**WHAT TO PRODUCE:** Read the lines below. Copy out any that hold the string "number".

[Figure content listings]
==*==

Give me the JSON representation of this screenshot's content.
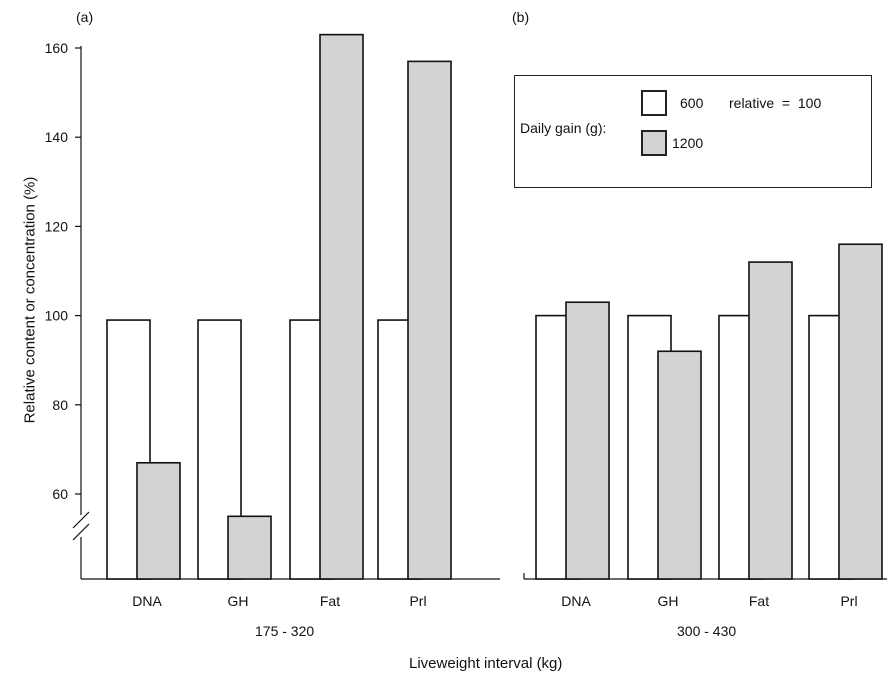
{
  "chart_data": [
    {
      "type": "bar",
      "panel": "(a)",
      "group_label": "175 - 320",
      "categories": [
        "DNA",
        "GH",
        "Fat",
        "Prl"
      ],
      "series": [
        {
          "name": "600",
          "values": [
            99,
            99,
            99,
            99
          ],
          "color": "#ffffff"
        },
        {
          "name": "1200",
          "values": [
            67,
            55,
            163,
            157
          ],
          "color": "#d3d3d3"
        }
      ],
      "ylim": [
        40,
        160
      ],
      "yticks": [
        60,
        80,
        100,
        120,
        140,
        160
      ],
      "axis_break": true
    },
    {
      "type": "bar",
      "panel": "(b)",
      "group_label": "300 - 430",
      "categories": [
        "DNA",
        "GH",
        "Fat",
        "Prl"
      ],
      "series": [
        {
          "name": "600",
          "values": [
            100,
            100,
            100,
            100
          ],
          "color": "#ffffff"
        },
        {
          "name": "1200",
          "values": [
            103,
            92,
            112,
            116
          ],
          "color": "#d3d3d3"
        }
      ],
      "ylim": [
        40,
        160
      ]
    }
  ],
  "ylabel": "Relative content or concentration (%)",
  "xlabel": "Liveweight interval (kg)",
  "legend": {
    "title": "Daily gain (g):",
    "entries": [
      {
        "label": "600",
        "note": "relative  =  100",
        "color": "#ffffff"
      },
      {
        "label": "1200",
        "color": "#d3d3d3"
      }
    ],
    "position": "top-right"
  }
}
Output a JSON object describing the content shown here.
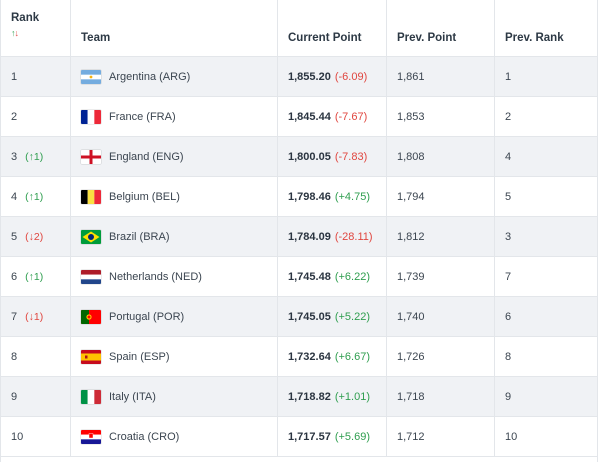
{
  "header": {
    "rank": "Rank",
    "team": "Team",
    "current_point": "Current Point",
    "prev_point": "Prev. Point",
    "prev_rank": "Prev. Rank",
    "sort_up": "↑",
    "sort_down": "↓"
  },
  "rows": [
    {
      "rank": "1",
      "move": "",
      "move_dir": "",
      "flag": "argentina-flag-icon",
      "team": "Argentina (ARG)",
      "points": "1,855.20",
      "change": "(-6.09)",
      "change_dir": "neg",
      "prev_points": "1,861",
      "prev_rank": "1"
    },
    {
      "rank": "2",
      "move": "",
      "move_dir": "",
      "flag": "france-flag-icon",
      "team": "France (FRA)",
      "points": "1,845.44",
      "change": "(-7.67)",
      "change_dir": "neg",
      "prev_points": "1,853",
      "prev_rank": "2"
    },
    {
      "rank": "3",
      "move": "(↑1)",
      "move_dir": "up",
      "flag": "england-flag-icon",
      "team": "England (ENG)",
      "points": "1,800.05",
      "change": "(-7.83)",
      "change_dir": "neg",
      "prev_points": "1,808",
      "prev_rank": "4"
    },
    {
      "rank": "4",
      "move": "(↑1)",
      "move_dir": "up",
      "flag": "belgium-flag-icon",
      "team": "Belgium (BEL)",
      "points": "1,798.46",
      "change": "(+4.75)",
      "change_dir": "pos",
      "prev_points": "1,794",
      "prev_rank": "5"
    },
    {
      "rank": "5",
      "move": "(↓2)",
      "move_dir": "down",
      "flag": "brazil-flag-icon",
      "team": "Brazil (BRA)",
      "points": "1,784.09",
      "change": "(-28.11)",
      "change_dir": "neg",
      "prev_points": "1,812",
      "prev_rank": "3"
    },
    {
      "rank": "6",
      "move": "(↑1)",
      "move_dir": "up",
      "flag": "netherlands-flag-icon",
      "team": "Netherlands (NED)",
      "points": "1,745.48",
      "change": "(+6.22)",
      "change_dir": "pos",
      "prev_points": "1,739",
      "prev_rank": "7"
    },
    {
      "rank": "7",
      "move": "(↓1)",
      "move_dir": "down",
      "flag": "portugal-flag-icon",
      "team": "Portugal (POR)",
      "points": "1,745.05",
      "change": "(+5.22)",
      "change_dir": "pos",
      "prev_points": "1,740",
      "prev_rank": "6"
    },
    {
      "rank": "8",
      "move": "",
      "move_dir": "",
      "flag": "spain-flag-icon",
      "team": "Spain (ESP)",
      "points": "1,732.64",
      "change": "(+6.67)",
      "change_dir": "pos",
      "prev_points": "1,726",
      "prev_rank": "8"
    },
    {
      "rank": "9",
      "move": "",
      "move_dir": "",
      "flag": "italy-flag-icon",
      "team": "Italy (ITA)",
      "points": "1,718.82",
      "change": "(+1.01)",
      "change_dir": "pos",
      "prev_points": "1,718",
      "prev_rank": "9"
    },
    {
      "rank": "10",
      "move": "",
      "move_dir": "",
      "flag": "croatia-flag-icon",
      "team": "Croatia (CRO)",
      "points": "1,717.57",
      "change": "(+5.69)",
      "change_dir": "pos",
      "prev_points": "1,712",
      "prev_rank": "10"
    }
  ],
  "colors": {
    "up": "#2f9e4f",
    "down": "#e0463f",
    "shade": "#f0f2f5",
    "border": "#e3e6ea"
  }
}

==*==

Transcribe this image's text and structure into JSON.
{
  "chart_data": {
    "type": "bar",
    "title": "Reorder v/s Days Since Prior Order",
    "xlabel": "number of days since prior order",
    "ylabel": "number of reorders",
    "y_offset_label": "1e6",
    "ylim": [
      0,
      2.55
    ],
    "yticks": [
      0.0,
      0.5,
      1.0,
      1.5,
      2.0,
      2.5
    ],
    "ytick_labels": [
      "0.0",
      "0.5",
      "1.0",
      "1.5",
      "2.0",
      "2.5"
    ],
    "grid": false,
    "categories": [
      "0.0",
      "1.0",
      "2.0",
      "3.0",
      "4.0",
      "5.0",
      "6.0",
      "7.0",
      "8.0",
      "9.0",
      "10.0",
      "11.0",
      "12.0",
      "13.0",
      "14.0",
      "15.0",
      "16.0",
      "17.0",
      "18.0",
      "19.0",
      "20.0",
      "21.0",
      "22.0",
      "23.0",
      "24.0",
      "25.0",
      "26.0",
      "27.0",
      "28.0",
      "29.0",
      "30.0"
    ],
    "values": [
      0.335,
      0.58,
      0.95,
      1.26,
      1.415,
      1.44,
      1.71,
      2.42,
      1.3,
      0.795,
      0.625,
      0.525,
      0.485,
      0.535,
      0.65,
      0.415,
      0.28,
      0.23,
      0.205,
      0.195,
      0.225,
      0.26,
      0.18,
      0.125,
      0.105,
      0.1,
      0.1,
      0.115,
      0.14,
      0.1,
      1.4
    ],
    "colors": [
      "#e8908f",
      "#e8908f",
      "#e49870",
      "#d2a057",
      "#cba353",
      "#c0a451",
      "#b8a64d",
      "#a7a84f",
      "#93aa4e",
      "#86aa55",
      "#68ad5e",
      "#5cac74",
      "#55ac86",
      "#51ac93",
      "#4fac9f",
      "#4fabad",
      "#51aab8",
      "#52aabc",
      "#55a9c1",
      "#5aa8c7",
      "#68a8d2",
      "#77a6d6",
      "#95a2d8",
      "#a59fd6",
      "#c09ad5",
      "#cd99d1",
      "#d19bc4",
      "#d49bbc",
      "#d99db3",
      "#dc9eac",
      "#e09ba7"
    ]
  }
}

==*==

**SOLUTION FOR THIS TASK:**
    "xlabel": "number of days since prior order",
    "ylabel": "number of reorders",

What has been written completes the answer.